TASK DIRECTIONS.
Could you copy out every line of the records below word for word, leaving out the pictures?
┌──
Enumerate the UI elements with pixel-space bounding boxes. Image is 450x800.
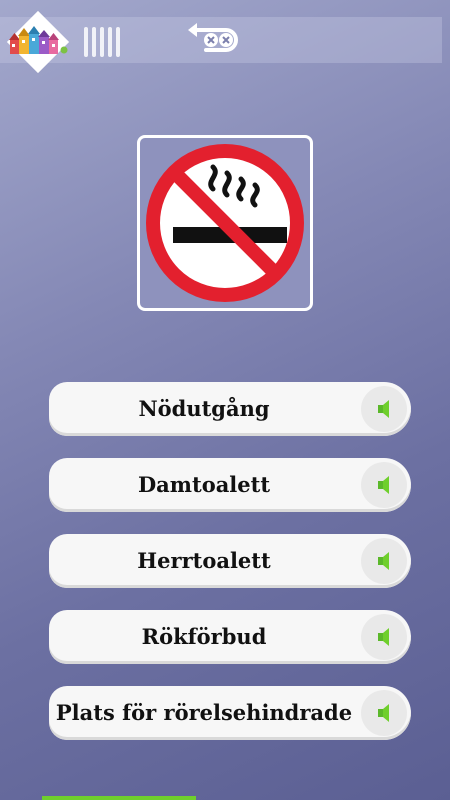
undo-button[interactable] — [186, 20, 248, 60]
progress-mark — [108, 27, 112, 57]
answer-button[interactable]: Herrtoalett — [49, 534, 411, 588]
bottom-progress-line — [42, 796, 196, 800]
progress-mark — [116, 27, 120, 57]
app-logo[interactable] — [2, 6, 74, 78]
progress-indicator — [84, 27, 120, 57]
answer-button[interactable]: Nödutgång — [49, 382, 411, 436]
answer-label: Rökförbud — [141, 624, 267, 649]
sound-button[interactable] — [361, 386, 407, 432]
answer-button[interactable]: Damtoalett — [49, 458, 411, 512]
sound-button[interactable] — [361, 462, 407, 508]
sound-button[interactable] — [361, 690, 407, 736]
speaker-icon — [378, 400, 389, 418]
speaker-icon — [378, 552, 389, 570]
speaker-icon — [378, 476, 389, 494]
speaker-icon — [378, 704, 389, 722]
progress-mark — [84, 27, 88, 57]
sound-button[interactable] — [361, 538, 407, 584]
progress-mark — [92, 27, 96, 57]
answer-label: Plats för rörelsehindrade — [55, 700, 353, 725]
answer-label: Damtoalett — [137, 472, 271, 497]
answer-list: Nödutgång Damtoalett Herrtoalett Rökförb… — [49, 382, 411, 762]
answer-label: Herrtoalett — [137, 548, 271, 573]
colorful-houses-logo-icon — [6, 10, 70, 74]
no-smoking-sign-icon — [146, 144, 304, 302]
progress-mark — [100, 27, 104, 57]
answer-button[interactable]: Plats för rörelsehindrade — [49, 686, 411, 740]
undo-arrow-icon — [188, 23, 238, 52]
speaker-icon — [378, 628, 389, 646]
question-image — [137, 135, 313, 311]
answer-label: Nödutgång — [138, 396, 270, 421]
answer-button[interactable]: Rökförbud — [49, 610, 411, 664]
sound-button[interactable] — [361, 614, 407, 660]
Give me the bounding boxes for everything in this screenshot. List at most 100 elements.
└──
WORKED SOLUTION.
Enumerate the UI elements with pixel-space bounding boxes. Image is 450x800.
undo-button[interactable] — [186, 20, 248, 60]
progress-mark — [108, 27, 112, 57]
answer-button[interactable]: Herrtoalett — [49, 534, 411, 588]
bottom-progress-line — [42, 796, 196, 800]
progress-mark — [116, 27, 120, 57]
app-logo[interactable] — [2, 6, 74, 78]
progress-indicator — [84, 27, 120, 57]
answer-button[interactable]: Nödutgång — [49, 382, 411, 436]
answer-label: Rökförbud — [141, 624, 267, 649]
sound-button[interactable] — [361, 386, 407, 432]
answer-button[interactable]: Damtoalett — [49, 458, 411, 512]
sound-button[interactable] — [361, 462, 407, 508]
sound-button[interactable] — [361, 690, 407, 736]
speaker-icon — [378, 400, 389, 418]
speaker-icon — [378, 552, 389, 570]
speaker-icon — [378, 476, 389, 494]
speaker-icon — [378, 704, 389, 722]
progress-mark — [84, 27, 88, 57]
sound-button[interactable] — [361, 538, 407, 584]
progress-mark — [92, 27, 96, 57]
answer-label: Plats för rörelsehindrade — [55, 700, 353, 725]
answer-label: Damtoalett — [137, 472, 271, 497]
answer-list: Nödutgång Damtoalett Herrtoalett Rökförb… — [49, 382, 411, 762]
answer-label: Herrtoalett — [137, 548, 271, 573]
colorful-houses-logo-icon — [6, 10, 70, 74]
no-smoking-sign-icon — [146, 144, 304, 302]
progress-mark — [100, 27, 104, 57]
answer-button[interactable]: Plats för rörelsehindrade — [49, 686, 411, 740]
undo-arrow-icon — [188, 23, 238, 52]
speaker-icon — [378, 628, 389, 646]
question-image — [137, 135, 313, 311]
answer-label: Nödutgång — [138, 396, 270, 421]
answer-button[interactable]: Rökförbud — [49, 610, 411, 664]
sound-button[interactable] — [361, 614, 407, 660]
Give me the bounding boxes for everything in this screenshot. List at most 100 elements.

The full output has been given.